▸ SET TASK: Reproduce all of the material word for word.

▸ SUPPLIED MATERIAL:
-- -- --
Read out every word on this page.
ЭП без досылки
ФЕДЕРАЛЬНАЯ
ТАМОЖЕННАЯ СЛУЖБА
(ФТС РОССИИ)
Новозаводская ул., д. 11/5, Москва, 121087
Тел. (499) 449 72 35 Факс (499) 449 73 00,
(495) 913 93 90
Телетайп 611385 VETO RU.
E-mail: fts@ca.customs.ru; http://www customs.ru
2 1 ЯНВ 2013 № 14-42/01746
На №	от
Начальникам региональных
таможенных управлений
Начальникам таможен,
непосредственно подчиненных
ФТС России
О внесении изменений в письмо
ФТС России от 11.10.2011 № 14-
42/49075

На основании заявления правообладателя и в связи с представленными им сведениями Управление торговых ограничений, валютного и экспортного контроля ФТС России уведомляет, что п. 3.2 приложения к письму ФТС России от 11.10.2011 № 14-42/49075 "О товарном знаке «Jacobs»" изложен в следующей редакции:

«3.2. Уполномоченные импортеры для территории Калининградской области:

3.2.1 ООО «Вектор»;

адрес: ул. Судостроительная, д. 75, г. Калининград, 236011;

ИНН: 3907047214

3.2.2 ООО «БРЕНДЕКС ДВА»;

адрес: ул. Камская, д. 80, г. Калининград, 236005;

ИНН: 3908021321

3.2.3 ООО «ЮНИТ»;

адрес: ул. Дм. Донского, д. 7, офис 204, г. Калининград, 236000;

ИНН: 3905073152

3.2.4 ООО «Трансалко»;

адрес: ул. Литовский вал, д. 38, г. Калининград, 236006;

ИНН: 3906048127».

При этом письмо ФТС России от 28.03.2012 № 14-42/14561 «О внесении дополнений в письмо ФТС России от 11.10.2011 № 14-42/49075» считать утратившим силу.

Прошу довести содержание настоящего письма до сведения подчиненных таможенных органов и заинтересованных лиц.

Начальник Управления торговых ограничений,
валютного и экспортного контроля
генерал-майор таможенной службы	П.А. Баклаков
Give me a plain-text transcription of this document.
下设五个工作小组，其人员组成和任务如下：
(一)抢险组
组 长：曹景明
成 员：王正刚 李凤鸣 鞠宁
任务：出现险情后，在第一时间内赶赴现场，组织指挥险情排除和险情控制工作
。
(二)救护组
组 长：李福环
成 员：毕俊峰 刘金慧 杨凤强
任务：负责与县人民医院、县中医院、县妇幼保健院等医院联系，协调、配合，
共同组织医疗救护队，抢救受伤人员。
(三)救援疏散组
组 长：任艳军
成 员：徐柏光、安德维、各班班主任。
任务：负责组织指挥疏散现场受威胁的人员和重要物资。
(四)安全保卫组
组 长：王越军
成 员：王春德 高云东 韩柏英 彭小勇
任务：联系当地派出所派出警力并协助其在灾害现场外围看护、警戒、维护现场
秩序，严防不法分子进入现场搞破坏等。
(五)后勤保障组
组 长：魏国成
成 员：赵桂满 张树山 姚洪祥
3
-- -- --
▸ REPLY TO THE EXERCISE:
Read out every word on this page.
ЭП без досылки
ФЕДЕРАЛЬНАЯ
ТАМОЖЕННАЯ СЛУЖБА
(ФТС РОССИИ)
Новозаводская ул., д. 11/5, Москва, 121087
Тел. (499) 449 72 35 Факс (499) 449 73 00,
(495) 913 93 90
Телетайп 611385 VETO RU.
E-mail: fts@ca.customs.ru; http://www customs.ru
2 1 ЯНВ 2013 № 14-42/01746
На №	от
Начальникам региональных
таможенных управлений
Начальникам таможен,
непосредственно подчиненных
ФТС России
О внесении изменений в письмо
ФТС России от 11.10.2011 № 14-
42/49075

На основании заявления правообладателя и в связи с представленными им сведениями Управление торговых ограничений, валютного и экспортного контроля ФТС России уведомляет, что п. 3.2 приложения к письму ФТС России от 11.10.2011 № 14-42/49075 "О товарном знаке «Jacobs»" изложен в следующей редакции:

«3.2. Уполномоченные импортеры для территории Калининградской области:

3.2.1 ООО «Вектор»;

адрес: ул. Судостроительная, д. 75, г. Калининград, 236011;

ИНН: 3907047214

3.2.2 ООО «БРЕНДЕКС ДВА»;

адрес: ул. Камская, д. 80, г. Калининград, 236005;

ИНН: 3908021321

3.2.3 ООО «ЮНИТ»;

адрес: ул. Дм. Донского, д. 7, офис 204, г. Калининград, 236000;

ИНН: 3905073152

3.2.4 ООО «Трансалко»;

адрес: ул. Литовский вал, д. 38, г. Калининград, 236006;

ИНН: 3906048127».

При этом письмо ФТС России от 28.03.2012 № 14-42/14561 «О внесении дополнений в письмо ФТС России от 11.10.2011 № 14-42/49075» считать утратившим силу.

Прошу довести содержание настоящего письма до сведения подчиненных таможенных органов и заинтересованных лиц.

Начальник Управления торговых ограничений,
валютного и экспортного контроля
генерал-майор таможенной службы	П.А. Баклаков
Give me a plain-text transcription of this document.
下设五个工作小组，其人员组成和任务如下：
(一)抢险组
组 长：曹景明
成 员：王正刚 李凤鸣 鞠宁
任务：出现险情后，在第一时间内赶赴现场，组织指挥险情排除和险情控制工作
。
(二)救护组
组 长：李福环
成 员：毕俊峰 刘金慧 杨凤强
任务：负责与县人民医院、县中医院、县妇幼保健院等医院联系，协调、配合，
共同组织医疗救护队，抢救受伤人员。
(三)救援疏散组
组 长：任艳军
成 员：徐柏光、安德维、各班班主任。
任务：负责组织指挥疏散现场受威胁的人员和重要物资。
(四)安全保卫组
组 长：王越军
成 员：王春德 高云东 韩柏英 彭小勇
任务：联系当地派出所派出警力并协助其在灾害现场外围看护、警戒、维护现场
秩序，严防不法分子进入现场搞破坏等。
(五)后勤保障组
组 长：魏国成
成 员：赵桂满 张树山 姚洪祥
3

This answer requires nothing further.